▸ **WHAT TO PRODUCE**: Return every line of the material below, unchanged and in the same order.

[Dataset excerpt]
>> begin

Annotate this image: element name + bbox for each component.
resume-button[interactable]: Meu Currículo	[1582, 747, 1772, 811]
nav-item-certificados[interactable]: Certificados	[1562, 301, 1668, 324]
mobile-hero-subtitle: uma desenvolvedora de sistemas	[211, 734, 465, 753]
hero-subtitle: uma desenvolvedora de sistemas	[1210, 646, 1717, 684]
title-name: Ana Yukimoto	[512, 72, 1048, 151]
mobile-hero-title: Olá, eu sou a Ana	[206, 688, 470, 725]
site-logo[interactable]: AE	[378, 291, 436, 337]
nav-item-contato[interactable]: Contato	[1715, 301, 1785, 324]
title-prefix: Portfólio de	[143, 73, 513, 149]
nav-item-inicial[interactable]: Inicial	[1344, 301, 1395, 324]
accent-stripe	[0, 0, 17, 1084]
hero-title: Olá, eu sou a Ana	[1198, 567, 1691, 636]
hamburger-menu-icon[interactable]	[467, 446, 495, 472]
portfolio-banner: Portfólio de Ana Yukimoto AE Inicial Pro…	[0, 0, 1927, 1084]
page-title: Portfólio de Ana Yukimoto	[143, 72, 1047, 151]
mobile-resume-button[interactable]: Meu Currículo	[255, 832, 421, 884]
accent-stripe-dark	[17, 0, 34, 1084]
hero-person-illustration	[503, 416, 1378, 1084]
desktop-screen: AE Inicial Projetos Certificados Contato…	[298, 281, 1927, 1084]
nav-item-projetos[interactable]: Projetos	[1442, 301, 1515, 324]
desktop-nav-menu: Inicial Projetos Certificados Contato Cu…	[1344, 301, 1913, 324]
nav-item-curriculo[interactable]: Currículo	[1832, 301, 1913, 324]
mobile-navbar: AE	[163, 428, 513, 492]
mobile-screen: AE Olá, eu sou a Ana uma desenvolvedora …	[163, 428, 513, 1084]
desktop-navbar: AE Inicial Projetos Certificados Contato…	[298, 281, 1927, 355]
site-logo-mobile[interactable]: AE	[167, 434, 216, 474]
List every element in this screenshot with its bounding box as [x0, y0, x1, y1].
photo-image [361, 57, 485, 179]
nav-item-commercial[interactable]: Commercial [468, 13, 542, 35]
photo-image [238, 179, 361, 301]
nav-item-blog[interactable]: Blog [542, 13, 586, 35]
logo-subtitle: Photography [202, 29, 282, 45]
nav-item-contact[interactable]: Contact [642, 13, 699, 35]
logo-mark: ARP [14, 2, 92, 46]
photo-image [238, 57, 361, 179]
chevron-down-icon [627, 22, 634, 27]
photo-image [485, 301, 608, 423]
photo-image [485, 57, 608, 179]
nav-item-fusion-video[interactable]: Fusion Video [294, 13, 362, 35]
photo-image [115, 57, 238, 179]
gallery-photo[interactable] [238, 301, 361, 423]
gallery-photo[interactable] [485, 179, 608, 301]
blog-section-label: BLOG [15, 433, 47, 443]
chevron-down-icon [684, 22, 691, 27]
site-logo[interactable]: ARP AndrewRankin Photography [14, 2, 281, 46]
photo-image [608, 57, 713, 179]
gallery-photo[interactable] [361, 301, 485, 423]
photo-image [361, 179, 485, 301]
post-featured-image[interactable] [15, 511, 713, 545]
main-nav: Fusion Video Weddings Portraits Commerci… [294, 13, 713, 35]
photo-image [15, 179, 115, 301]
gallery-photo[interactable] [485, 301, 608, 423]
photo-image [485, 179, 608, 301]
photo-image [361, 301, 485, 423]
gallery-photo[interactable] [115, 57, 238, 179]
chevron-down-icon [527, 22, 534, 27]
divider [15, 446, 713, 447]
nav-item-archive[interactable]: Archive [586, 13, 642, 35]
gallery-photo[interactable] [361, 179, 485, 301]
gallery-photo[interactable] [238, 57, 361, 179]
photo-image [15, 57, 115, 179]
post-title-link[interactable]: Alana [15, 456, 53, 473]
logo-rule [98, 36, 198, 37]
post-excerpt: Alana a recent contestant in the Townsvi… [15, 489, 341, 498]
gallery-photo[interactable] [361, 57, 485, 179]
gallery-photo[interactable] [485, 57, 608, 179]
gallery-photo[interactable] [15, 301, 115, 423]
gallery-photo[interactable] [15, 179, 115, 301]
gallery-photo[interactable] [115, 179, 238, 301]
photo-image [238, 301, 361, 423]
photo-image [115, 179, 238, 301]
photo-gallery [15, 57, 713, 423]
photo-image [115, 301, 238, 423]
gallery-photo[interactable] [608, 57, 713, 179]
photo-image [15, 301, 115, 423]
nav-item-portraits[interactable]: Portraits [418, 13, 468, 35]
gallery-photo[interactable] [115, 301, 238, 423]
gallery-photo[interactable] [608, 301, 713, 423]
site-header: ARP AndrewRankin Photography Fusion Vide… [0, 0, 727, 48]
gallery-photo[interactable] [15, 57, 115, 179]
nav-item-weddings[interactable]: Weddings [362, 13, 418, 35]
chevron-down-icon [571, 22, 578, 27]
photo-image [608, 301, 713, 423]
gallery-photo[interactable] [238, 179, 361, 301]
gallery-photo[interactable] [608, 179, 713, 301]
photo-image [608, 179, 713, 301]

>> end

▸ **RESPONSE TO THIS TASK**:
Annotate this image: element name + bbox for each component.
resume-button[interactable]: Meu Currículo	[1582, 747, 1772, 811]
nav-item-certificados[interactable]: Certificados	[1562, 301, 1668, 324]
mobile-hero-subtitle: uma desenvolvedora de sistemas	[211, 734, 465, 753]
hero-subtitle: uma desenvolvedora de sistemas	[1210, 646, 1717, 684]
title-name: Ana Yukimoto	[512, 72, 1048, 151]
mobile-hero-title: Olá, eu sou a Ana	[206, 688, 470, 725]
site-logo[interactable]: AE	[378, 291, 436, 337]
nav-item-contato[interactable]: Contato	[1715, 301, 1785, 324]
title-prefix: Portfólio de	[143, 73, 513, 149]
nav-item-inicial[interactable]: Inicial	[1344, 301, 1395, 324]
accent-stripe	[0, 0, 17, 1084]
hero-title: Olá, eu sou a Ana	[1198, 567, 1691, 636]
hamburger-menu-icon[interactable]	[467, 446, 495, 472]
portfolio-banner: Portfólio de Ana Yukimoto AE Inicial Pro…	[0, 0, 1927, 1084]
page-title: Portfólio de Ana Yukimoto	[143, 72, 1047, 151]
mobile-resume-button[interactable]: Meu Currículo	[255, 832, 421, 884]
accent-stripe-dark	[17, 0, 34, 1084]
hero-person-illustration	[503, 416, 1378, 1084]
desktop-screen: AE Inicial Projetos Certificados Contato…	[298, 281, 1927, 1084]
nav-item-projetos[interactable]: Projetos	[1442, 301, 1515, 324]
desktop-nav-menu: Inicial Projetos Certificados Contato Cu…	[1344, 301, 1913, 324]
nav-item-curriculo[interactable]: Currículo	[1832, 301, 1913, 324]
mobile-navbar: AE	[163, 428, 513, 492]
mobile-screen: AE Olá, eu sou a Ana uma desenvolvedora …	[163, 428, 513, 1084]
desktop-navbar: AE Inicial Projetos Certificados Contato…	[298, 281, 1927, 355]
site-logo-mobile[interactable]: AE	[167, 434, 216, 474]
List every element in this screenshot with its bounding box as [x0, y0, x1, y1].
photo-image [361, 57, 485, 179]
nav-item-commercial[interactable]: Commercial [468, 13, 542, 35]
photo-image [238, 179, 361, 301]
nav-item-blog[interactable]: Blog [542, 13, 586, 35]
logo-subtitle: Photography [202, 29, 282, 45]
nav-item-contact[interactable]: Contact [642, 13, 699, 35]
logo-mark: ARP [14, 2, 92, 46]
photo-image [238, 57, 361, 179]
chevron-down-icon [627, 22, 634, 27]
photo-image [485, 301, 608, 423]
photo-image [485, 57, 608, 179]
nav-item-fusion-video[interactable]: Fusion Video [294, 13, 362, 35]
photo-image [115, 57, 238, 179]
gallery-photo[interactable] [238, 301, 361, 423]
gallery-photo[interactable] [485, 179, 608, 301]
blog-section-label: BLOG [15, 433, 47, 443]
chevron-down-icon [684, 22, 691, 27]
site-logo[interactable]: ARP AndrewRankin Photography [14, 2, 281, 46]
photo-image [608, 57, 713, 179]
gallery-photo[interactable] [361, 301, 485, 423]
photo-image [361, 179, 485, 301]
post-featured-image[interactable] [15, 511, 713, 545]
main-nav: Fusion Video Weddings Portraits Commerci… [294, 13, 713, 35]
photo-image [15, 179, 115, 301]
gallery-photo[interactable] [485, 301, 608, 423]
photo-image [485, 179, 608, 301]
photo-image [361, 301, 485, 423]
gallery-photo[interactable] [115, 57, 238, 179]
chevron-down-icon [527, 22, 534, 27]
divider [15, 446, 713, 447]
nav-item-archive[interactable]: Archive [586, 13, 642, 35]
gallery-photo[interactable] [361, 179, 485, 301]
gallery-photo[interactable] [238, 57, 361, 179]
photo-image [15, 57, 115, 179]
post-title-link[interactable]: Alana [15, 456, 53, 473]
logo-rule [98, 36, 198, 37]
post-excerpt: Alana a recent contestant in the Townsvi… [15, 489, 341, 498]
gallery-photo[interactable] [361, 57, 485, 179]
gallery-photo[interactable] [485, 57, 608, 179]
gallery-photo[interactable] [15, 301, 115, 423]
gallery-photo[interactable] [15, 179, 115, 301]
gallery-photo[interactable] [115, 179, 238, 301]
photo-image [238, 301, 361, 423]
photo-image [115, 179, 238, 301]
photo-gallery [15, 57, 713, 423]
photo-image [115, 301, 238, 423]
gallery-photo[interactable] [608, 57, 713, 179]
photo-image [15, 301, 115, 423]
nav-item-portraits[interactable]: Portraits [418, 13, 468, 35]
gallery-photo[interactable] [115, 301, 238, 423]
gallery-photo[interactable] [608, 301, 713, 423]
site-header: ARP AndrewRankin Photography Fusion Vide… [0, 0, 727, 48]
gallery-photo[interactable] [15, 57, 115, 179]
nav-item-weddings[interactable]: Weddings [362, 13, 418, 35]
chevron-down-icon [571, 22, 578, 27]
photo-image [608, 301, 713, 423]
gallery-photo[interactable] [238, 179, 361, 301]
gallery-photo[interactable] [608, 179, 713, 301]
photo-image [608, 179, 713, 301]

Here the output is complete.